[BEGIN]
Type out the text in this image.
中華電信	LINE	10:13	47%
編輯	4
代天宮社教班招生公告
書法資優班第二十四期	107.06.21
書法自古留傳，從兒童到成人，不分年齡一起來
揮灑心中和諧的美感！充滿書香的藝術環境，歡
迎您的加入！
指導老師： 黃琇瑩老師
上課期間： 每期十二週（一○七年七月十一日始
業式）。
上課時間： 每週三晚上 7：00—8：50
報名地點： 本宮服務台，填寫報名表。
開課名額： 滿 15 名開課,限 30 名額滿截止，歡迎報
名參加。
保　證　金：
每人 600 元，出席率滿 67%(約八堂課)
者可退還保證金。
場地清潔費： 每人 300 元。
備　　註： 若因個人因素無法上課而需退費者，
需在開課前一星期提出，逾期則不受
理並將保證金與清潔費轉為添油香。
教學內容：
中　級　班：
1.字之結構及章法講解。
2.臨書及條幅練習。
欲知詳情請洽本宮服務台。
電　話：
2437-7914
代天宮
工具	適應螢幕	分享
[END]
● **Directions for this task**: Every record shown above should be written out again exactly.

● **Response**:
Type out the text in this image.
中華電信	LINE	10:13	47%
編輯	4
代天宮社教班招生公告
書法資優班第二十四期	107.06.21
書法自古留傳，從兒童到成人，不分年齡一起來
揮灑心中和諧的美感！充滿書香的藝術環境，歡
迎您的加入！
指導老師： 黃琇瑩老師
上課期間： 每期十二週（一○七年七月十一日始
業式）。
上課時間： 每週三晚上 7：00—8：50
報名地點： 本宮服務台，填寫報名表。
開課名額： 滿 15 名開課,限 30 名額滿截止，歡迎報
名參加。
保　證　金：
每人 600 元，出席率滿 67%(約八堂課)
者可退還保證金。
場地清潔費： 每人 300 元。
備　　註： 若因個人因素無法上課而需退費者，
需在開課前一星期提出，逾期則不受
理並將保證金與清潔費轉為添油香。
教學內容：
中　級　班：
1.字之結構及章法講解。
2.臨書及條幅練習。
欲知詳情請洽本宮服務台。
電　話：
2437-7914
代天宮
工具	適應螢幕	分享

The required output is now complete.